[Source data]

## Begin

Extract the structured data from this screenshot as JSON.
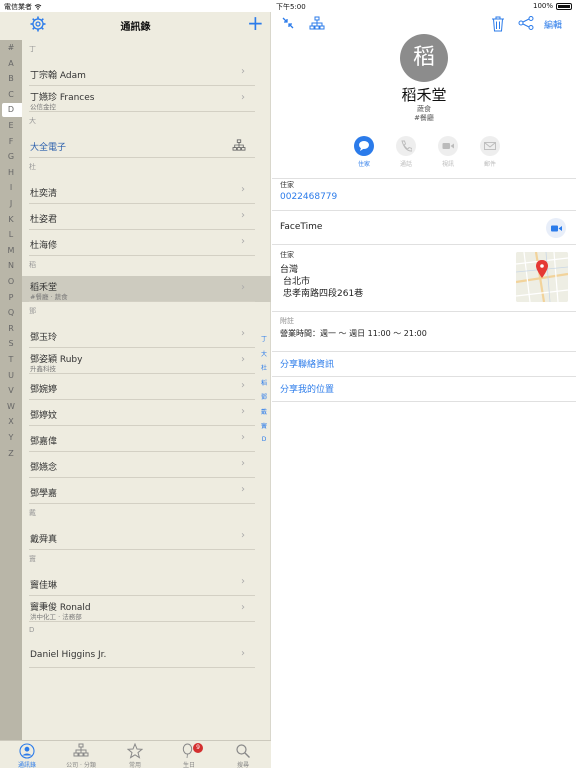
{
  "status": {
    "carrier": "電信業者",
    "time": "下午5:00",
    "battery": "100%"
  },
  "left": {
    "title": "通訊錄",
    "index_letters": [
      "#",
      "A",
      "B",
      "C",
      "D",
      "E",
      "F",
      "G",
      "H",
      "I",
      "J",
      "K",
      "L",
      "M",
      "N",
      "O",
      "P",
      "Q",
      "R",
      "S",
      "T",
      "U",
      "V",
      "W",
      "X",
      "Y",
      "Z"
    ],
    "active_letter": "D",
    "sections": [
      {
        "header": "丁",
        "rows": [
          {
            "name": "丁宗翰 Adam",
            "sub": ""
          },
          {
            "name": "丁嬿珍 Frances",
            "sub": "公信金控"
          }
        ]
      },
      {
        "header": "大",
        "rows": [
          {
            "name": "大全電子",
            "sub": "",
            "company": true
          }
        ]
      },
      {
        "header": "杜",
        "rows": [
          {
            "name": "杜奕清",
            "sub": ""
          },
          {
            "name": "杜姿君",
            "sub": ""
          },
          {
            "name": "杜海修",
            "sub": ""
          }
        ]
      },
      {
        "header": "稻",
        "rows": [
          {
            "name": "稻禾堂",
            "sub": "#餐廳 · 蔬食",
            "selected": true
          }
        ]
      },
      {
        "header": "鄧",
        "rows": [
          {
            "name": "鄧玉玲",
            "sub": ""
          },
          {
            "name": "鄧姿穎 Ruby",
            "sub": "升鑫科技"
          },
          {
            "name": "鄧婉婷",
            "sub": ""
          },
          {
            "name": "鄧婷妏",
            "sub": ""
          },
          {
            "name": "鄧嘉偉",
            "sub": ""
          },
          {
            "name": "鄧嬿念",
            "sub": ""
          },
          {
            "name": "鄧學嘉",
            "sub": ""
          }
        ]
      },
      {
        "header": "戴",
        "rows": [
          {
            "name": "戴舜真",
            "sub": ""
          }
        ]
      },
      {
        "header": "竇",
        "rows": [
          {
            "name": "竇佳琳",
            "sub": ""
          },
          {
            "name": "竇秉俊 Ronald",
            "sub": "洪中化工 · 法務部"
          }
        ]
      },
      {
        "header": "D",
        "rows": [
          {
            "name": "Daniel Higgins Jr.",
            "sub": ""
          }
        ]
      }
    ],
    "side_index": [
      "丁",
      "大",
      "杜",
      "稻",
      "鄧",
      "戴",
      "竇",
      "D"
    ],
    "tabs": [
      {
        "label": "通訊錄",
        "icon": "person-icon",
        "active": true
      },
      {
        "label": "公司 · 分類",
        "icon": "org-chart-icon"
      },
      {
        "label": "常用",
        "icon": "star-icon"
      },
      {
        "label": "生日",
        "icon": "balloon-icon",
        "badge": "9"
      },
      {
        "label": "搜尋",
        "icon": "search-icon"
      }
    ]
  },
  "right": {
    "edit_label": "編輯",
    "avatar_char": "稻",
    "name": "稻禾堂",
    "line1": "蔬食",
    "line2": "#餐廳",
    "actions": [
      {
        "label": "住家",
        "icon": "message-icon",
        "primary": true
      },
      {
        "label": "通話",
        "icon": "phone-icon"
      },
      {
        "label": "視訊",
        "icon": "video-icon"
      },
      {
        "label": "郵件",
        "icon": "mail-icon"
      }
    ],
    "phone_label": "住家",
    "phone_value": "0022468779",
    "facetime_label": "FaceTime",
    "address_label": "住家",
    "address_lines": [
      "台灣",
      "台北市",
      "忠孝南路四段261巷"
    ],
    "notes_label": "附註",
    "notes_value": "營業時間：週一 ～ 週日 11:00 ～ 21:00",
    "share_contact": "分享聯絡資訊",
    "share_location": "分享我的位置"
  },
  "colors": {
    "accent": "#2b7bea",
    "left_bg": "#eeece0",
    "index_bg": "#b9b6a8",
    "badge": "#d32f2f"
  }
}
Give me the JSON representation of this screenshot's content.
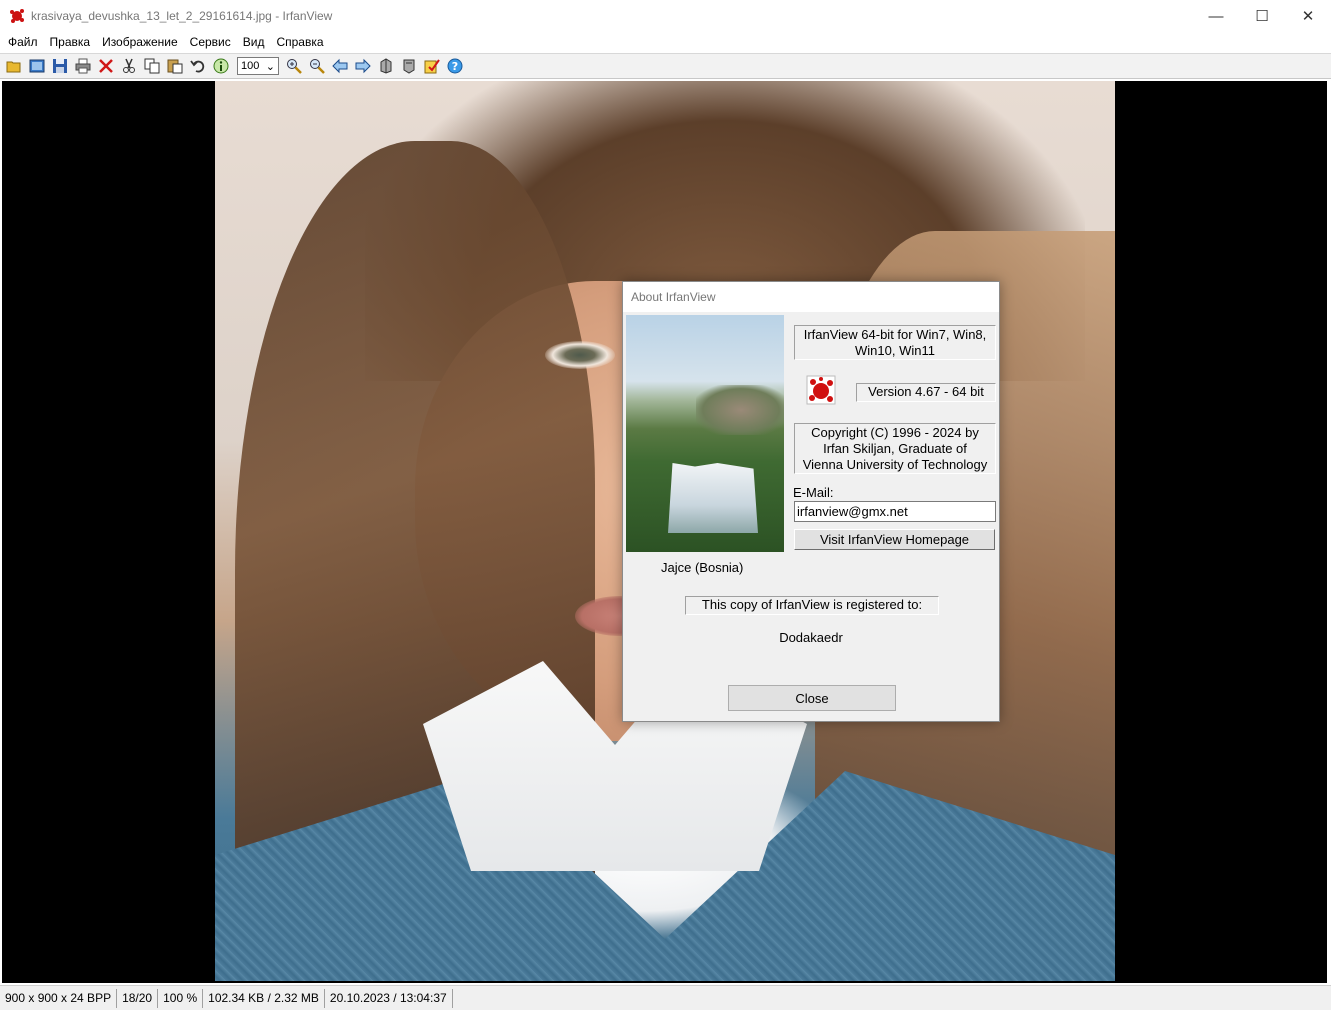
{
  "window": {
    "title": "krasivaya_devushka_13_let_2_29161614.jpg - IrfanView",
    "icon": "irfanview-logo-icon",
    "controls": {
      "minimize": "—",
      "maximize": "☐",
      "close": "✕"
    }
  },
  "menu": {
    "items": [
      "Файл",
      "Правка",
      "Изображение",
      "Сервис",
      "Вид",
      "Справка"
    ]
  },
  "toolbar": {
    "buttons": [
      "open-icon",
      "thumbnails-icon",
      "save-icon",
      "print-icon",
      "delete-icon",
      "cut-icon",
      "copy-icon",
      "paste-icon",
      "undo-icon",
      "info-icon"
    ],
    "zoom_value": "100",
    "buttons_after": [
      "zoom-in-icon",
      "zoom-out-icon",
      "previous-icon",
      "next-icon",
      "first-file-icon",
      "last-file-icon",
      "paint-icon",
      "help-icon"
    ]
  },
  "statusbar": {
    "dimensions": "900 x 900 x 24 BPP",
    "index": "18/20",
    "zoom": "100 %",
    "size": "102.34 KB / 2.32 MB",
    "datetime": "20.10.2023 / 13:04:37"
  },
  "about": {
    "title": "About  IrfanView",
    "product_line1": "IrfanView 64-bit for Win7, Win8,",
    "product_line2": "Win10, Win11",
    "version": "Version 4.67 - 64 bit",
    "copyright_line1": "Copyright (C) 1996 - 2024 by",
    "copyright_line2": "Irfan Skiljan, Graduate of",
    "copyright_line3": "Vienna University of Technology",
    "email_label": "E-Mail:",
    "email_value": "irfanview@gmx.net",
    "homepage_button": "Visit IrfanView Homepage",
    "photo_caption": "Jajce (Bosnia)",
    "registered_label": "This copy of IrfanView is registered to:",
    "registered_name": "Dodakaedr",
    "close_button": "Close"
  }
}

## End
## Begin

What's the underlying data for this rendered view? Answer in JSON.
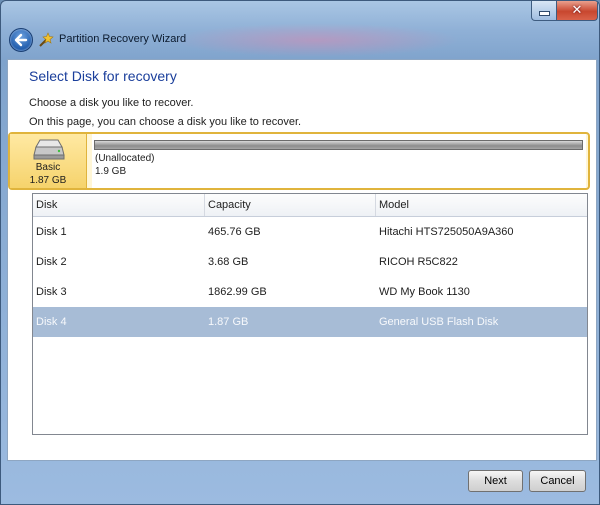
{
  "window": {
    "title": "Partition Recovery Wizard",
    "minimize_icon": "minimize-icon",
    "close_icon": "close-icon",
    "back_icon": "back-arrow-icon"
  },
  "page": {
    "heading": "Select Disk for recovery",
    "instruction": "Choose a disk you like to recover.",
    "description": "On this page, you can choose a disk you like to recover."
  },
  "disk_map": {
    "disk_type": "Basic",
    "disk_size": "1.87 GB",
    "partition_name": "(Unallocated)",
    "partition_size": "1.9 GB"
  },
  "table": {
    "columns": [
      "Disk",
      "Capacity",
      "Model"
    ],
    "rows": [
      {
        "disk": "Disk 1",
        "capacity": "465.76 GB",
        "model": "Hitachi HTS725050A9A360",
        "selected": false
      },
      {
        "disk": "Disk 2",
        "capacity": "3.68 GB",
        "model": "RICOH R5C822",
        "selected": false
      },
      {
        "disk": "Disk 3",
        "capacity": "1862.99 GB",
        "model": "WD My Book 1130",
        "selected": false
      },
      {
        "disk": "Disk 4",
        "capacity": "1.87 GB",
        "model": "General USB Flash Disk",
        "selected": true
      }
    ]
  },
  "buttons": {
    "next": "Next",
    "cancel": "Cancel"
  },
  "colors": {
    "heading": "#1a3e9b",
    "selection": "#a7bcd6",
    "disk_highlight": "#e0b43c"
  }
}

## End

GIVEN INSTRUCTION -> What is the number of lines holding the word "title"? State it alone.

EXERCISE SOLUTION -> 4